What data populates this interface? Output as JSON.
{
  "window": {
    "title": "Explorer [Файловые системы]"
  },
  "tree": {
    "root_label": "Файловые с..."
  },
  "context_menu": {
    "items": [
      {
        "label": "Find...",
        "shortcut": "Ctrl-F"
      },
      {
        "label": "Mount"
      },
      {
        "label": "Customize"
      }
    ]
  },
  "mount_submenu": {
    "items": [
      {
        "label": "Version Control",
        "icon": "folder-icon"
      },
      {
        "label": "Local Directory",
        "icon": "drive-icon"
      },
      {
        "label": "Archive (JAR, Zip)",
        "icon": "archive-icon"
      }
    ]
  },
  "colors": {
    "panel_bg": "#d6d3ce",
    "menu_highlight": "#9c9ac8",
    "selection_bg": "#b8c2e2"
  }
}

------------------------------

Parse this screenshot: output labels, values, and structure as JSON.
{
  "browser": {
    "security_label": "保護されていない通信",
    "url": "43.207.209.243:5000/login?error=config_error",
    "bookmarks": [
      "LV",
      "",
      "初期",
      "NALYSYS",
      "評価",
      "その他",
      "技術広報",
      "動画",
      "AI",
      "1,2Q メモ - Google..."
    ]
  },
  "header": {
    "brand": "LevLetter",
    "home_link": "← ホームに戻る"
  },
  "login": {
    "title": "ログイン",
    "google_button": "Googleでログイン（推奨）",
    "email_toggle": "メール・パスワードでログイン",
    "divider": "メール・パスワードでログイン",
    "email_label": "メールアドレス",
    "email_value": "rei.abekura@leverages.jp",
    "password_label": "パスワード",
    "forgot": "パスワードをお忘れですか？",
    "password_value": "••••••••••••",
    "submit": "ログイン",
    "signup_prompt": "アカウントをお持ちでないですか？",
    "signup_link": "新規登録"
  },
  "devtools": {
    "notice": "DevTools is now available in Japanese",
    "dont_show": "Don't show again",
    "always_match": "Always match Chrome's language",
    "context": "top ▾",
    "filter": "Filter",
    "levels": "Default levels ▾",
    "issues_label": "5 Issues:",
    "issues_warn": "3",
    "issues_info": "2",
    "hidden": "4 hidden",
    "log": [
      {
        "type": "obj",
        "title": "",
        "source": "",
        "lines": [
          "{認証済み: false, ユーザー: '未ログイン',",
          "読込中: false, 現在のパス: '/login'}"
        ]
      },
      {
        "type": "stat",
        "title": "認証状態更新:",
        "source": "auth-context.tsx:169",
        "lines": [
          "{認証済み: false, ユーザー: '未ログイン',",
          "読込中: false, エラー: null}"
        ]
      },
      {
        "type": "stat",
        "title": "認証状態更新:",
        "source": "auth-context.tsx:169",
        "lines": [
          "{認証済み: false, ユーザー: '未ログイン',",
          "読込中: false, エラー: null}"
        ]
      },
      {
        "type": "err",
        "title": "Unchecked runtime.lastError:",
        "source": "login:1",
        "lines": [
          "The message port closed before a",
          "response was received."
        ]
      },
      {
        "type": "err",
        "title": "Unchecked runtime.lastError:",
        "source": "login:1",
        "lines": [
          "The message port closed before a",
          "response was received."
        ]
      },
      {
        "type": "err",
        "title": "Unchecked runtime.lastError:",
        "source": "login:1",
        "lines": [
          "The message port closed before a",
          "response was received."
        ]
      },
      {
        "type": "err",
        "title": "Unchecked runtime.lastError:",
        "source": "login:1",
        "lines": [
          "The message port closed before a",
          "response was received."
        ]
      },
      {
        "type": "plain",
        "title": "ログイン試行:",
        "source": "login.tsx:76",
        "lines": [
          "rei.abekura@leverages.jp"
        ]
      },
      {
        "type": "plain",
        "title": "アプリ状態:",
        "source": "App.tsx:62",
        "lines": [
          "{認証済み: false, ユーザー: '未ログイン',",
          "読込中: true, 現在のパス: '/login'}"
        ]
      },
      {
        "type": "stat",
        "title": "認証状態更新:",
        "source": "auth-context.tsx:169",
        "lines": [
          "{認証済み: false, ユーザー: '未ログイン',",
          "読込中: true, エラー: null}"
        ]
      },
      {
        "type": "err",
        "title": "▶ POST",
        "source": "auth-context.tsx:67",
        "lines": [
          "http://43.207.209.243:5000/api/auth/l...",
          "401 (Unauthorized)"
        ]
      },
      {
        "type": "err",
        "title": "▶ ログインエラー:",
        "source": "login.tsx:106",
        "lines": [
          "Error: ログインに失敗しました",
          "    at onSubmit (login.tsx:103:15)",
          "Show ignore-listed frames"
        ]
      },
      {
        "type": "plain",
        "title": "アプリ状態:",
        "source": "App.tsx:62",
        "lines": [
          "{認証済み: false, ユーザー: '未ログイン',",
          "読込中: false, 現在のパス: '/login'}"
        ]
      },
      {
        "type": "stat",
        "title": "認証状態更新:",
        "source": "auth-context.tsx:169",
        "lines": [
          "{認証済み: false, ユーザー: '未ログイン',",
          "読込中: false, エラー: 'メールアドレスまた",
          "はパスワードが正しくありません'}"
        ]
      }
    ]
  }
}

------------------------------

WHAT IS EXPECTED | Pick out the lines that contain "true" and copy them.

OUTPUT |
          "読込中: true, 現在のパス: '/login'}"
          "読込中: true, エラー: null}"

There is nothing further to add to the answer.